# Provided passage

Although Python is a popular language, in the high-performance world, it is not known for being fast. A number of tactics have been employed to make Python faster. We look at three: Numba, Cython, and ctypes.

High-Performance Python – Compiled Code and C Interface

Python is one of the fastest growing languages for computing, the number one language for deep learning, and in the top three for machine learning. Literally thousands of Python add-on modules can be used for everything from plotting data to communicating with embedded hardware.

One of the common complaints about Python is that it is too slow, partly because it is interpreted and partly because of the Global Interpreter Lock (GIL), a mutex that prevents multiple threads from executing Python bytecodes at once. People started coming up with tools to improve the performance of Python. These tools usually take the form of compiling Python or interfacing compiled languages with Python.

In the next set of articles, I cover some tools that you can use to improve the performance of Python. The articles are generally presented in the following manner:

  • Compilation (JIT and static) and interface with C
  • Interfacing Python and Fortran
  • GPUs and Python
  • Dask, Networking, and Python module combinations

Not all of the tools in each category will be covered, but I’ll present some of the major tools.

In this and future articles in the series, I use the Anaconda distribution of Python. It has some of the more current tools available, but it doesn’t have everything, so some tools that aren’t available in Anaconda won’t be presented.

In this article, I investigate compiling Python code with a just-in-time (JIT) compiler, a tool for compiling Python code into compiled C code that can be used as a module within Python, and a tool to compile existing C code into Python modules. The goal of all three of these tools is to make Python code faster.

# Short problem 1
Reproduce the passage on high-performance Python from "One of the common" to "the major tools.".
# Short problem 2
Gather every line of the records that contains the string "wheel", treating uppercase and lowercase as distinct.

# Input records
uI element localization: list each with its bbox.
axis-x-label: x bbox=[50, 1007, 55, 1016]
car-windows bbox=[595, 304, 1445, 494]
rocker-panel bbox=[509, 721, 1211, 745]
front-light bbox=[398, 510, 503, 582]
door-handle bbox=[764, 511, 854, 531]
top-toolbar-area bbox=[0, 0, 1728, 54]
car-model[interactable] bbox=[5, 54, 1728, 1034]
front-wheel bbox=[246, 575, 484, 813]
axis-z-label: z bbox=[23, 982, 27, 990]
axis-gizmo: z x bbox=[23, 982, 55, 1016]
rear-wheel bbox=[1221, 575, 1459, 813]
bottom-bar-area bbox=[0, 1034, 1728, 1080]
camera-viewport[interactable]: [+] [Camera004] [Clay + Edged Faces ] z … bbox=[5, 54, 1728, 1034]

# Task result 1
One of the common complaints about Python is that it is too slow, partly because it is interpreted and partly because of the Global Interpreter Lock (GIL), a mutex that prevents multiple threads from executing Python bytecodes at once. People started coming up with tools to improve the performance of Python. These tools usually take the form of compiling Python or interfacing compiled languages with Python.

In the next set of articles, I cover some tools that you can use to improve the performance of Python. The articles are generally presented in the following manner:

  • Compilation (JIT and static) and interface with C
  • Interfacing Python and Fortran
  • GPUs and Python
  • Dask, Networking, and Python module combinations

Not all of the tools in each category will be covered, but I’ll present some of the major tools.

# Task result 2
front-wheel bbox=[246, 575, 484, 813]
rear-wheel bbox=[1221, 575, 1459, 813]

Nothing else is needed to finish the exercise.